Records that describe figures —

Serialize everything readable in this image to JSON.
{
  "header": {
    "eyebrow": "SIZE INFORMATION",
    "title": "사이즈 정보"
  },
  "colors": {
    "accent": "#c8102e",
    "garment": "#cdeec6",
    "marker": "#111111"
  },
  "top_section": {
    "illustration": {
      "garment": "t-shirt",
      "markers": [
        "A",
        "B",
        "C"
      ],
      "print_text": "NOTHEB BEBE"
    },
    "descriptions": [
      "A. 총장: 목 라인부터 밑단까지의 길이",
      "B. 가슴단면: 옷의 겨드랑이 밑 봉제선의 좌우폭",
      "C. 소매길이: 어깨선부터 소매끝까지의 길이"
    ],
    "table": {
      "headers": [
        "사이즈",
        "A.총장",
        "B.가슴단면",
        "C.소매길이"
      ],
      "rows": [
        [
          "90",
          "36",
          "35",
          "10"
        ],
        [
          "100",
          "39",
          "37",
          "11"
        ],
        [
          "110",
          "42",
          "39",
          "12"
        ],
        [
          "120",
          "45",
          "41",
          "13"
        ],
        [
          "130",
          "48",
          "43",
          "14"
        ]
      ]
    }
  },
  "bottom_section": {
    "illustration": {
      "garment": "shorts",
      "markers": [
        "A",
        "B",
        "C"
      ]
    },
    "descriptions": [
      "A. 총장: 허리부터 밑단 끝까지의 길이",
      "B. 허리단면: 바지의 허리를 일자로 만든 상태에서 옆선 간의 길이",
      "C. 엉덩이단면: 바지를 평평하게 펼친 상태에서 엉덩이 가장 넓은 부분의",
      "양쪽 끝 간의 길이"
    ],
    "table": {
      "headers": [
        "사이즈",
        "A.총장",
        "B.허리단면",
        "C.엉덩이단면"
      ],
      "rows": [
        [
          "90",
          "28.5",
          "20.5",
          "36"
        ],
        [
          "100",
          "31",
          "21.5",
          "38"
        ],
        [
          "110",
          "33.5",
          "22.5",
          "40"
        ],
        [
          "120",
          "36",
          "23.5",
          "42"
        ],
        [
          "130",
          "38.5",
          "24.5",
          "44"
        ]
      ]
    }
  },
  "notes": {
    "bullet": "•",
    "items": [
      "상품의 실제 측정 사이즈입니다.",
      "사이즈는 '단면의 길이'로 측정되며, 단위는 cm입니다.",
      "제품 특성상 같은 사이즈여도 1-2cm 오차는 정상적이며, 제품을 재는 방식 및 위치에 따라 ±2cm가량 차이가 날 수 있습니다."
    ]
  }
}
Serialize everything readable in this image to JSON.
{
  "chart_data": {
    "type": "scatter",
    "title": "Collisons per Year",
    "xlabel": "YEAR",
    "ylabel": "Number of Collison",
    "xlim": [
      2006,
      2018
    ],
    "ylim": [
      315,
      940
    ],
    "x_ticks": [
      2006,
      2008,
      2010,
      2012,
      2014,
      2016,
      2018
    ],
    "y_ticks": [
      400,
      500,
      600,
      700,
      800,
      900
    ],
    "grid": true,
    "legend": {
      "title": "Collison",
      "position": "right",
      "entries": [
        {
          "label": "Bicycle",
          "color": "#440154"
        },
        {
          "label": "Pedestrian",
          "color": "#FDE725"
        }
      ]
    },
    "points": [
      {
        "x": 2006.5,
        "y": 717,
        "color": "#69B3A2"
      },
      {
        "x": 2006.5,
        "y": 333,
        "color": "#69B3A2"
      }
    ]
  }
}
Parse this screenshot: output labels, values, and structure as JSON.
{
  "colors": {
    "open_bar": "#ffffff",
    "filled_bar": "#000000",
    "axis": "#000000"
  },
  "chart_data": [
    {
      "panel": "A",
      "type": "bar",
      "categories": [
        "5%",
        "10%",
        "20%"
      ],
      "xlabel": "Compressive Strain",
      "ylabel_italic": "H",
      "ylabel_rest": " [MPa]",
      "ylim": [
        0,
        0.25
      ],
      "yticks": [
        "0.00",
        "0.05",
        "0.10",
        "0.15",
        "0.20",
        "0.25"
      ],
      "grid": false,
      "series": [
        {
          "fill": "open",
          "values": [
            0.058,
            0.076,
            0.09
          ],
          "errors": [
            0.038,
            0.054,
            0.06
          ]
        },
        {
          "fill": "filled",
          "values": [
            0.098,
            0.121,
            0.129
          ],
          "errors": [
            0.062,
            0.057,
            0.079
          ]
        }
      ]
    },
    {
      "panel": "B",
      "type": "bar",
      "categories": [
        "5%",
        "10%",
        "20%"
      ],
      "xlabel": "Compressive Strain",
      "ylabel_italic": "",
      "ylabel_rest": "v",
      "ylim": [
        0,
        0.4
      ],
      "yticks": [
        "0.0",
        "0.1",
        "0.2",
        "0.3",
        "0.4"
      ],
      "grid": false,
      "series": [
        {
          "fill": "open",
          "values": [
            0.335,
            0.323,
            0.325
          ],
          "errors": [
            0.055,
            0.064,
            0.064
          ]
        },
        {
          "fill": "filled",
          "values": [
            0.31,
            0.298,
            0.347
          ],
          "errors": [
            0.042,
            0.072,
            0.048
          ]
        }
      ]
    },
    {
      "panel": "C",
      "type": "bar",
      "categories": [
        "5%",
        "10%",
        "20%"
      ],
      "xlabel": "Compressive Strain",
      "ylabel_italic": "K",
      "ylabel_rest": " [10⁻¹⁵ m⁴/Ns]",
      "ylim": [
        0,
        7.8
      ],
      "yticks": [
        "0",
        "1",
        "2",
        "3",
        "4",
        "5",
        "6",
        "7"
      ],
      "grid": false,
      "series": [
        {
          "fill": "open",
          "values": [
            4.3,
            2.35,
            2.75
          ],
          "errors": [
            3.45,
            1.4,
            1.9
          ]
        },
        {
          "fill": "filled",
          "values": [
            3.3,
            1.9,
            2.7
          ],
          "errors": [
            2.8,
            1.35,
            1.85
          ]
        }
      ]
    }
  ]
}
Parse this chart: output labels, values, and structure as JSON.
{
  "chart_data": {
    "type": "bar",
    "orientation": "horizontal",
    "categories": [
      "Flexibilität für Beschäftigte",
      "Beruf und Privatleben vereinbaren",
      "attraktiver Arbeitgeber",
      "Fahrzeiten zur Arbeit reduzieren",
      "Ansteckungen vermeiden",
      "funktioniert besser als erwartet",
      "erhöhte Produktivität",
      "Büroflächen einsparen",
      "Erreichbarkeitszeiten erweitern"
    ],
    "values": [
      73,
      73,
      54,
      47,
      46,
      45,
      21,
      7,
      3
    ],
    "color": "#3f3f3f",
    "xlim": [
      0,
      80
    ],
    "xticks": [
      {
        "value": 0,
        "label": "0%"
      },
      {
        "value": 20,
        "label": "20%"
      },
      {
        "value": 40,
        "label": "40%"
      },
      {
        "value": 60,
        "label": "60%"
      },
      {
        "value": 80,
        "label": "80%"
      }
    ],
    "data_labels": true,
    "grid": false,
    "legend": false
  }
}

WORK INSTRUCTIONS — Nothing but the lines from the one with "Parse this chart: output" through the end of the data above should be repeated, each exactly as it stands.

EXERCISE RESULT —
Parse this chart: output labels, values, and structure as JSON.
{
  "chart_data": {
    "type": "bar",
    "orientation": "horizontal",
    "categories": [
      "Flexibilität für Beschäftigte",
      "Beruf und Privatleben vereinbaren",
      "attraktiver Arbeitgeber",
      "Fahrzeiten zur Arbeit reduzieren",
      "Ansteckungen vermeiden",
      "funktioniert besser als erwartet",
      "erhöhte Produktivität",
      "Büroflächen einsparen",
      "Erreichbarkeitszeiten erweitern"
    ],
    "values": [
      73,
      73,
      54,
      47,
      46,
      45,
      21,
      7,
      3
    ],
    "color": "#3f3f3f",
    "xlim": [
      0,
      80
    ],
    "xticks": [
      {
        "value": 0,
        "label": "0%"
      },
      {
        "value": 20,
        "label": "20%"
      },
      {
        "value": 40,
        "label": "40%"
      },
      {
        "value": 60,
        "label": "60%"
      },
      {
        "value": 80,
        "label": "80%"
      }
    ],
    "data_labels": true,
    "grid": false,
    "legend": false
  }
}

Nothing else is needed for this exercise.